WRITTEN EXERCISE: Give only the number of lines where "title" occurs.

########

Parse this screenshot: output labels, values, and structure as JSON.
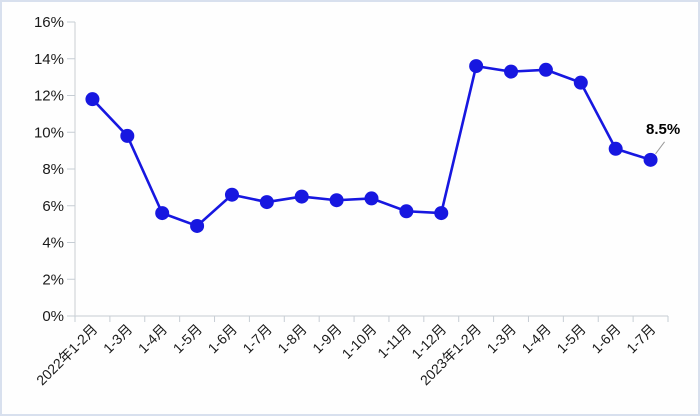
{
  "chart_data": {
    "type": "line",
    "title": "",
    "xlabel": "",
    "ylabel": "",
    "unit": "%",
    "categories": [
      "2022年1-2月",
      "1-3月",
      "1-4月",
      "1-5月",
      "1-6月",
      "1-7月",
      "1-8月",
      "1-9月",
      "1-10月",
      "1-11月",
      "1-12月",
      "2023年1-2月",
      "1-3月",
      "1-4月",
      "1-5月",
      "1-6月",
      "1-7月"
    ],
    "values": [
      11.8,
      9.8,
      5.6,
      4.9,
      6.6,
      6.2,
      6.5,
      6.3,
      6.4,
      5.7,
      5.6,
      13.6,
      13.3,
      13.4,
      12.7,
      9.1,
      8.5
    ],
    "ylim": [
      0,
      16
    ],
    "y_tick_labels": [
      "0%",
      "2%",
      "4%",
      "6%",
      "8%",
      "10%",
      "12%",
      "14%",
      "16%"
    ],
    "grid": false,
    "legend": "none",
    "marker": "circle",
    "annotation": {
      "text": "8.5%",
      "point_index": 16
    }
  },
  "colors": {
    "line": "#1717e0",
    "marker": "#1717e0",
    "axis": "#d2d6da",
    "tick": "#c6cdd4",
    "label_text": "#1a1a1a",
    "annotation_text": "#000000",
    "leader_line": "#999999",
    "background": "#fefefe",
    "border": "#d8e0ee"
  }
}
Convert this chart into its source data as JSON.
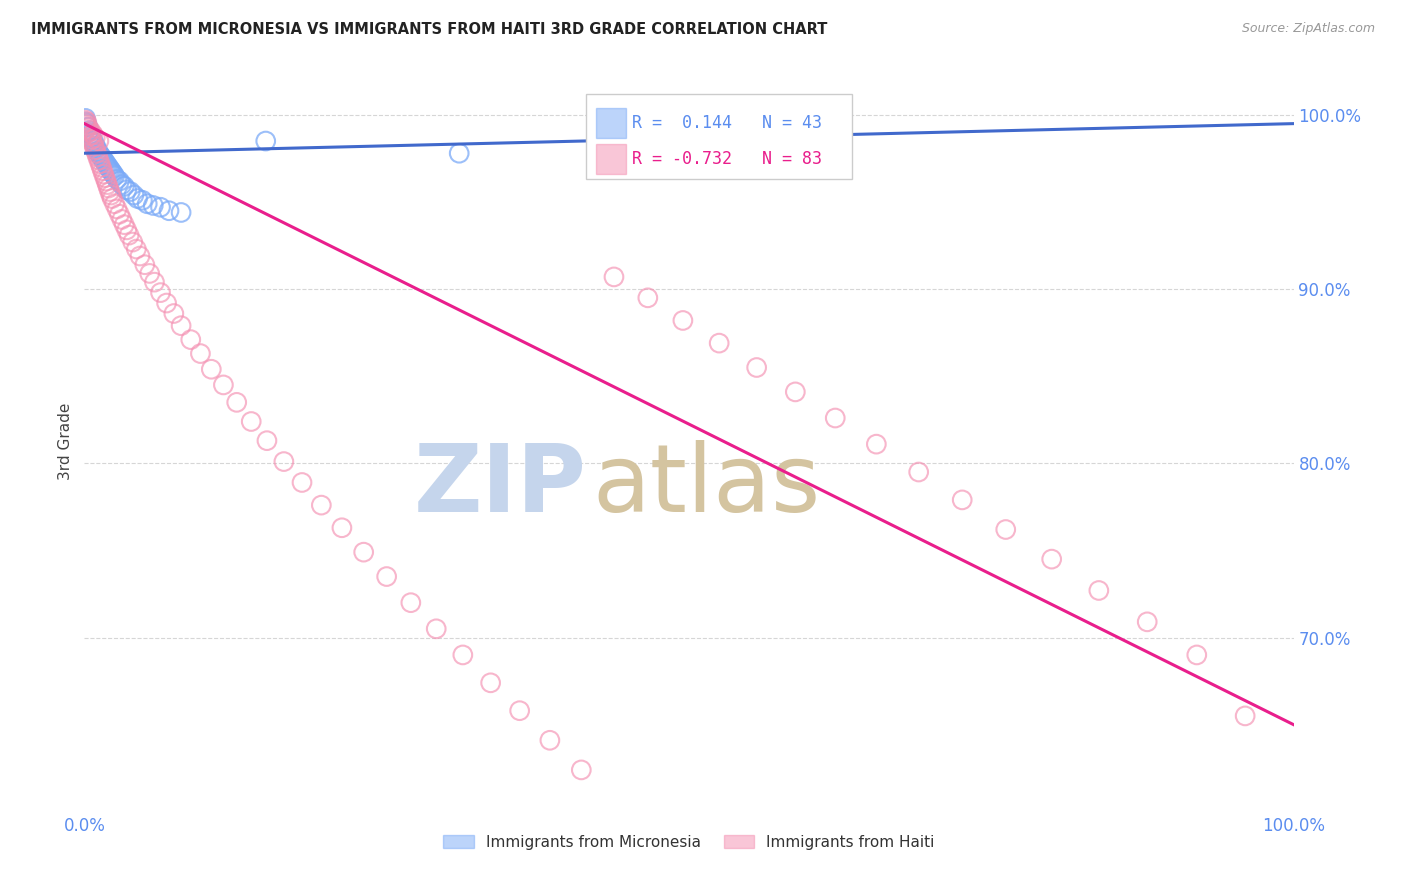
{
  "title": "IMMIGRANTS FROM MICRONESIA VS IMMIGRANTS FROM HAITI 3RD GRADE CORRELATION CHART",
  "source": "Source: ZipAtlas.com",
  "ylabel": "3rd Grade",
  "xlim": [
    0.0,
    1.0
  ],
  "ylim": [
    0.6,
    1.025
  ],
  "yticks": [
    0.7,
    0.8,
    0.9,
    1.0
  ],
  "ytick_labels": [
    "70.0%",
    "80.0%",
    "90.0%",
    "100.0%"
  ],
  "xticks": [
    0.0,
    1.0
  ],
  "xtick_labels": [
    "0.0%",
    "100.0%"
  ],
  "blue_R": 0.144,
  "blue_N": 43,
  "pink_R": -0.732,
  "pink_N": 83,
  "blue_color": "#7BAAF7",
  "pink_color": "#F48FB1",
  "blue_line_color": "#4169CC",
  "pink_line_color": "#E91E8C",
  "watermark_zip_color": "#C8D8F0",
  "watermark_atlas_color": "#D8C8B0",
  "axis_color": "#5B8DEF",
  "grid_color": "#CCCCCC",
  "background_color": "#FFFFFF",
  "blue_scatter_x": [
    0.001,
    0.002,
    0.003,
    0.004,
    0.005,
    0.006,
    0.007,
    0.008,
    0.009,
    0.01,
    0.011,
    0.012,
    0.013,
    0.014,
    0.015,
    0.016,
    0.017,
    0.018,
    0.019,
    0.02,
    0.021,
    0.022,
    0.023,
    0.024,
    0.025,
    0.027,
    0.029,
    0.031,
    0.033,
    0.035,
    0.038,
    0.041,
    0.044,
    0.048,
    0.052,
    0.057,
    0.063,
    0.07,
    0.08,
    0.15,
    0.31,
    0.001,
    0.003
  ],
  "blue_scatter_y": [
    0.998,
    0.995,
    0.993,
    0.991,
    0.989,
    0.987,
    0.985,
    0.984,
    0.982,
    0.981,
    0.979,
    0.978,
    0.977,
    0.976,
    0.975,
    0.974,
    0.973,
    0.972,
    0.971,
    0.97,
    0.969,
    0.968,
    0.967,
    0.966,
    0.965,
    0.963,
    0.962,
    0.96,
    0.959,
    0.957,
    0.956,
    0.954,
    0.952,
    0.951,
    0.949,
    0.948,
    0.947,
    0.945,
    0.944,
    0.985,
    0.978,
    0.996,
    0.99
  ],
  "pink_scatter_x": [
    0.001,
    0.002,
    0.003,
    0.004,
    0.005,
    0.006,
    0.007,
    0.008,
    0.009,
    0.01,
    0.011,
    0.012,
    0.013,
    0.014,
    0.015,
    0.016,
    0.017,
    0.018,
    0.019,
    0.02,
    0.021,
    0.022,
    0.023,
    0.025,
    0.027,
    0.029,
    0.031,
    0.033,
    0.035,
    0.037,
    0.04,
    0.043,
    0.046,
    0.05,
    0.054,
    0.058,
    0.063,
    0.068,
    0.074,
    0.08,
    0.088,
    0.096,
    0.105,
    0.115,
    0.126,
    0.138,
    0.151,
    0.165,
    0.18,
    0.196,
    0.213,
    0.231,
    0.25,
    0.27,
    0.291,
    0.313,
    0.336,
    0.36,
    0.385,
    0.411,
    0.438,
    0.466,
    0.495,
    0.525,
    0.556,
    0.588,
    0.621,
    0.655,
    0.69,
    0.726,
    0.762,
    0.8,
    0.839,
    0.879,
    0.92,
    0.001,
    0.003,
    0.005,
    0.007,
    0.009,
    0.012,
    0.002,
    0.96
  ],
  "pink_scatter_y": [
    0.997,
    0.994,
    0.992,
    0.99,
    0.988,
    0.986,
    0.984,
    0.982,
    0.98,
    0.978,
    0.976,
    0.974,
    0.972,
    0.97,
    0.968,
    0.966,
    0.964,
    0.962,
    0.96,
    0.958,
    0.956,
    0.954,
    0.952,
    0.949,
    0.946,
    0.943,
    0.94,
    0.937,
    0.934,
    0.931,
    0.927,
    0.923,
    0.919,
    0.914,
    0.909,
    0.904,
    0.898,
    0.892,
    0.886,
    0.879,
    0.871,
    0.863,
    0.854,
    0.845,
    0.835,
    0.824,
    0.813,
    0.801,
    0.789,
    0.776,
    0.763,
    0.749,
    0.735,
    0.72,
    0.705,
    0.69,
    0.674,
    0.658,
    0.641,
    0.624,
    0.907,
    0.895,
    0.882,
    0.869,
    0.855,
    0.841,
    0.826,
    0.811,
    0.795,
    0.779,
    0.762,
    0.745,
    0.727,
    0.709,
    0.69,
    0.995,
    0.993,
    0.991,
    0.989,
    0.987,
    0.985,
    0.996,
    0.655
  ],
  "blue_trend_x": [
    0.0,
    1.0
  ],
  "blue_trend_y": [
    0.978,
    0.995
  ],
  "pink_trend_x": [
    0.0,
    1.0
  ],
  "pink_trend_y": [
    0.995,
    0.65
  ]
}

########

TASK OUTPUT: 2